## Exercise details
Select the lines that hold the word "Рінат" and copy each one.

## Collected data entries

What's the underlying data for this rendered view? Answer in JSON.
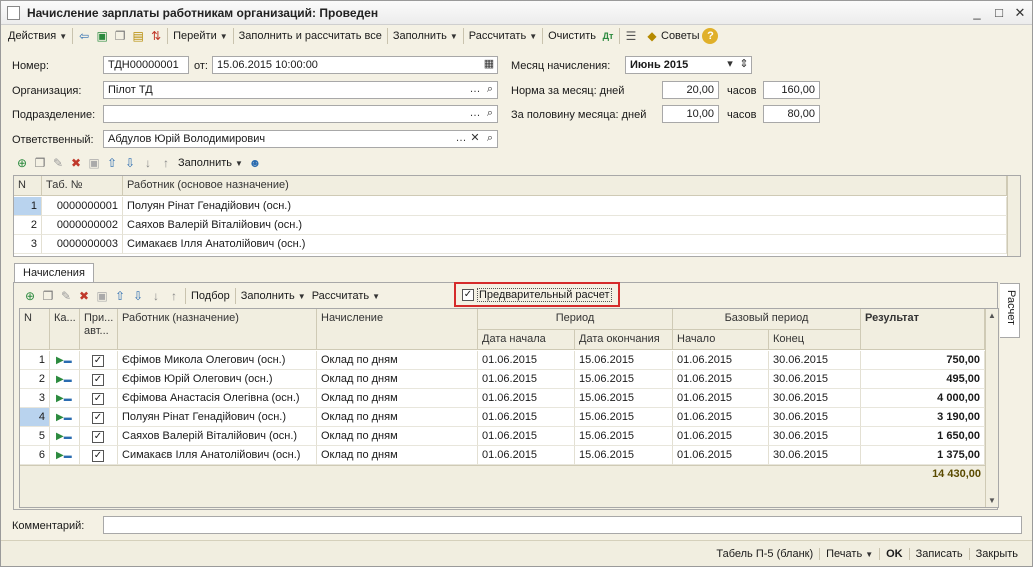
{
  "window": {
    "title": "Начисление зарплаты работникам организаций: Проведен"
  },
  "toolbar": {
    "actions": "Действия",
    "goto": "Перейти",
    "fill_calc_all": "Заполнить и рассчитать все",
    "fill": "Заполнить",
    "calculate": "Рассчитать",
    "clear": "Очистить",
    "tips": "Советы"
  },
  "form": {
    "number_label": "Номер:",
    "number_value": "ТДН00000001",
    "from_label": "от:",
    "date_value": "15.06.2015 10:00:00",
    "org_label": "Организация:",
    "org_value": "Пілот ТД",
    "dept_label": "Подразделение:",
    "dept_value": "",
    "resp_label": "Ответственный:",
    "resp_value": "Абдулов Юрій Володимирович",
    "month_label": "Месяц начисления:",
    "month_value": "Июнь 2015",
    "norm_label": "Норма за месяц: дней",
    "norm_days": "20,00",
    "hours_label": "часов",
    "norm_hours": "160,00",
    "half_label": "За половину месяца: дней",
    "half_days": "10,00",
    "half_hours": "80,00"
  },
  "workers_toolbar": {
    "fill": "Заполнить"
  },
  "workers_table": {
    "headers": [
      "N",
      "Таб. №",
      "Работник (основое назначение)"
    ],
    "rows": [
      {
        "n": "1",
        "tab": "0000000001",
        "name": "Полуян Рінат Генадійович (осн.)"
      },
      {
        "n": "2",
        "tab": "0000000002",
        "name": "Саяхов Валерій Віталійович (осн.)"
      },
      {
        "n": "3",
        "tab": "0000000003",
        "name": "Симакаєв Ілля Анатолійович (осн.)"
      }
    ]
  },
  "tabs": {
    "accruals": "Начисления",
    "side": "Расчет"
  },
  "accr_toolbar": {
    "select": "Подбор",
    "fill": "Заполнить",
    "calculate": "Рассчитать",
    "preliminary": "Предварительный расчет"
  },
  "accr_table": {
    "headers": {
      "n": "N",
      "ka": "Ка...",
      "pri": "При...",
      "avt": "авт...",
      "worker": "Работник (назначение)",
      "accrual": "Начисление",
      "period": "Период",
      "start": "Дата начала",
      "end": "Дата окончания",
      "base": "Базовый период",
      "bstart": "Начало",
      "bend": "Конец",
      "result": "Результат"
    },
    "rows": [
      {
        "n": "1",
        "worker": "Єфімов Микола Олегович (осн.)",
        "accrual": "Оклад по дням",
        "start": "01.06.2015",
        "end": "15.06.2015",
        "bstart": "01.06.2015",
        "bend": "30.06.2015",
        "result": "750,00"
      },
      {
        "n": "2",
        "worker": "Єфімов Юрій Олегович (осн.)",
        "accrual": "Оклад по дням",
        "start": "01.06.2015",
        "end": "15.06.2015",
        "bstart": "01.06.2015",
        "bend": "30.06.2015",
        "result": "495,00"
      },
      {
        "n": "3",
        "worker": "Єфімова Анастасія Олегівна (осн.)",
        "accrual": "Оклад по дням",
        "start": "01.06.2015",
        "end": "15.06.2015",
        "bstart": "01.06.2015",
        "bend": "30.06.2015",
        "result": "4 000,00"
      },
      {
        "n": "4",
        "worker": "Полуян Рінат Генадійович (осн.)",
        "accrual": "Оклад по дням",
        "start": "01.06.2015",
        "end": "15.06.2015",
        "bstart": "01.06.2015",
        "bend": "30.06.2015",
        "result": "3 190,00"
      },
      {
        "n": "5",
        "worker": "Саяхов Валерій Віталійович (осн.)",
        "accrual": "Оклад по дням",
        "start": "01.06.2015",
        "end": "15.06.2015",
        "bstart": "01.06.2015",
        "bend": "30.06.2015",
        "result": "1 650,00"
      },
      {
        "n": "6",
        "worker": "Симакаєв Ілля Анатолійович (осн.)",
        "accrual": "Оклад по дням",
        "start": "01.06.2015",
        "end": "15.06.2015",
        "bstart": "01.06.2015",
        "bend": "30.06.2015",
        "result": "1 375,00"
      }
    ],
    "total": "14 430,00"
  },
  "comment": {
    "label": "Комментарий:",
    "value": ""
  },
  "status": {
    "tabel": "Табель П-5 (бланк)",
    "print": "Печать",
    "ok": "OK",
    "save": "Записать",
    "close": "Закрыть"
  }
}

## Finished exercise
        "name": "Полуян Рінат Генадійович (осн.)"
        "worker": "Полуян Рінат Генадійович (осн.)",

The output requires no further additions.